Problem details: Reproduce the text on Invenio's servers and record storage from "Transactional databases" up to and including "some NoSQL solutions.".

The web server proxies traffic usually (but not necessarily) to a single application server running on the same machine. The application server is responsible for handling the application requests. Invenio is a Python application, and thus make use of the WSGI standard. There exists several application servers capable of running WSGI python application, e.g. Gunicorn, uWSGI and mod_wsgi.

Storing records

Invenio store records as JSON documents in an SQL database. Most modern SQL databases today have a JSON type, that can efficiently store JSON documents in a binary format.

Transactional databases

The primary reason using an SQL database is that they provide transactions, which is very important since data consistency for a repository is of utmost importance. Also, database servers can handle very large amounts of data as long as they are scaled and configured properly. Last but not least, they are usually highly reliable as compared to some NoSQL solutions.

Given data:
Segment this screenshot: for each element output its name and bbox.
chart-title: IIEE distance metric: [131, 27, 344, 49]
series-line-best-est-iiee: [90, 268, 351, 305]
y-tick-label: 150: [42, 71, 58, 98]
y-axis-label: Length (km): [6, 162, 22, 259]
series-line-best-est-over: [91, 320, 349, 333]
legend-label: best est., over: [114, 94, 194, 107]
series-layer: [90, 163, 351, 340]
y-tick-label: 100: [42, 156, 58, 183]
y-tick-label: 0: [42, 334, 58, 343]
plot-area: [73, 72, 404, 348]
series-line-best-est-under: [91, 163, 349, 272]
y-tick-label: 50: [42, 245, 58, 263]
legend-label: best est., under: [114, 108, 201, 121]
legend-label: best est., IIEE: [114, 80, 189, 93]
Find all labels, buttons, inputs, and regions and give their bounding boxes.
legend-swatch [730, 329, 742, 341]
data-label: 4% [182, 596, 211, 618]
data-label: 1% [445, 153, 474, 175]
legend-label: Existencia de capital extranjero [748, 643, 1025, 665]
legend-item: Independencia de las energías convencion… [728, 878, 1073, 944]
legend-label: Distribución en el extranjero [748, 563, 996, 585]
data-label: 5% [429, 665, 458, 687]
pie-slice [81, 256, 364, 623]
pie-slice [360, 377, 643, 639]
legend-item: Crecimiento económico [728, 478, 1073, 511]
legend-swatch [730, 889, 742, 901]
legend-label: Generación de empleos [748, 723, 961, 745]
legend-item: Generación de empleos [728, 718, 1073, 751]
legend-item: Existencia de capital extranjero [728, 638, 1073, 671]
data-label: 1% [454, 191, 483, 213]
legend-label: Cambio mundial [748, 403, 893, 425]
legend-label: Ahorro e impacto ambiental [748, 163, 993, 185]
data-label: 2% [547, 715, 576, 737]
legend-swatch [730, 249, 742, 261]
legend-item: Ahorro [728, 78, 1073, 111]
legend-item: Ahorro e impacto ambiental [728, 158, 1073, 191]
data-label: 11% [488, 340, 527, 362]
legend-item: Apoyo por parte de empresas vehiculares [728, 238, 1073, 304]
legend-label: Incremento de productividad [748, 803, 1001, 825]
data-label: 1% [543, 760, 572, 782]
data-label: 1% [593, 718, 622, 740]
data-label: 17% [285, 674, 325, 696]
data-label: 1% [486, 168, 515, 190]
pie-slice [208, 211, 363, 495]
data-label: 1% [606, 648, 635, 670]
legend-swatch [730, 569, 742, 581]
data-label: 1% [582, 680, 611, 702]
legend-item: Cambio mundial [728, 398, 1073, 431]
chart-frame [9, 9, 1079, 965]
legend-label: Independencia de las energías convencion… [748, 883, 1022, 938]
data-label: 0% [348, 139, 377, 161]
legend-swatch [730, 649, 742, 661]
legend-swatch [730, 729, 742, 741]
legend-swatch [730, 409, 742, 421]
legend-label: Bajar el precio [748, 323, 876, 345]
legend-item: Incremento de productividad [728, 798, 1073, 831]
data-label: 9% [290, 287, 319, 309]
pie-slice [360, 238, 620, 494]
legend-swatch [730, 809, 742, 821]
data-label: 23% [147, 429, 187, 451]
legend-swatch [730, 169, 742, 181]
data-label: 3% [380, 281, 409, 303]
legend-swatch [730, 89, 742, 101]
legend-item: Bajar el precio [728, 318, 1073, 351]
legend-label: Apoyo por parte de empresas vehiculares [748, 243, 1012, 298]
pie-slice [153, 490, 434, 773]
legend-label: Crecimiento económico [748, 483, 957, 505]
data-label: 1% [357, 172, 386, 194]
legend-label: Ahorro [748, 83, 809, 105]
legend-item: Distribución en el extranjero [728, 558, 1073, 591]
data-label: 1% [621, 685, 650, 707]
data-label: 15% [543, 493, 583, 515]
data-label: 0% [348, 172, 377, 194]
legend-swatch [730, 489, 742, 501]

Task response:
Transactional databases

The primary reason using an SQL database is that they provide transactions, which is very important since data consistency for a repository is of utmost importance. Also, database servers can handle very large amounts of data as long as they are scaled and configured properly. Last but not least, they are usually highly reliable as compared to some NoSQL solutions.